Data records
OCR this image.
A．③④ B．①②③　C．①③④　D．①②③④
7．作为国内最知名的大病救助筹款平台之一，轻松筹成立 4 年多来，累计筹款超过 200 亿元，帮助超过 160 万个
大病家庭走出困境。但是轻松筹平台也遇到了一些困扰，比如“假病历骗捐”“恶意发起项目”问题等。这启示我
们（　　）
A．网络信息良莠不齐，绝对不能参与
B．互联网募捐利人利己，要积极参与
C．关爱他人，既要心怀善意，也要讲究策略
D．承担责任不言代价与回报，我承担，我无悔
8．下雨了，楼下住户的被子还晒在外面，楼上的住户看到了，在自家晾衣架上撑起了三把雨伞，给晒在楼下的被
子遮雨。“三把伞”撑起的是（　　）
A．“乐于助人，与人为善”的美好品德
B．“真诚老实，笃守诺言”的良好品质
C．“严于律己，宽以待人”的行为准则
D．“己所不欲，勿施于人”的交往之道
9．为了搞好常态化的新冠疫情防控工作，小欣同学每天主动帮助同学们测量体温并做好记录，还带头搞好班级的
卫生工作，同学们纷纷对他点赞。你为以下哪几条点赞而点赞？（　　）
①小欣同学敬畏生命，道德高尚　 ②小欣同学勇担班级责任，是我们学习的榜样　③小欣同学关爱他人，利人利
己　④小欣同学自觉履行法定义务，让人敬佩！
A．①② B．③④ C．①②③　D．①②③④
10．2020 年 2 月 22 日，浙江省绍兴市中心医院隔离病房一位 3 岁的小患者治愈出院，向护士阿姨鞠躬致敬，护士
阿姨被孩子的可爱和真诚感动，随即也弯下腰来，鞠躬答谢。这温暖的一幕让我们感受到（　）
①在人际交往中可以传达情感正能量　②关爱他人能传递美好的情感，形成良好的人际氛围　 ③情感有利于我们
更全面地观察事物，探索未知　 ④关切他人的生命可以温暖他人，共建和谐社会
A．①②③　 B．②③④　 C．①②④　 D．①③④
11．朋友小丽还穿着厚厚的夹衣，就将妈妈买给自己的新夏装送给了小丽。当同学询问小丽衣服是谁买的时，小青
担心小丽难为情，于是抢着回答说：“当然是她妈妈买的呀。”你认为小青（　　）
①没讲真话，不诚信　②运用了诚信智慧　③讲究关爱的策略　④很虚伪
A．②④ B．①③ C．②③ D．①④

-- TASK PROMPT --
Extract from the data every line where "①②③④" shows up.

-- RESULT OF THIS TASK --
A．③④ B．①②③　C．①③④　D．①②③④
A．①② B．③④ C．①②③　D．①②③④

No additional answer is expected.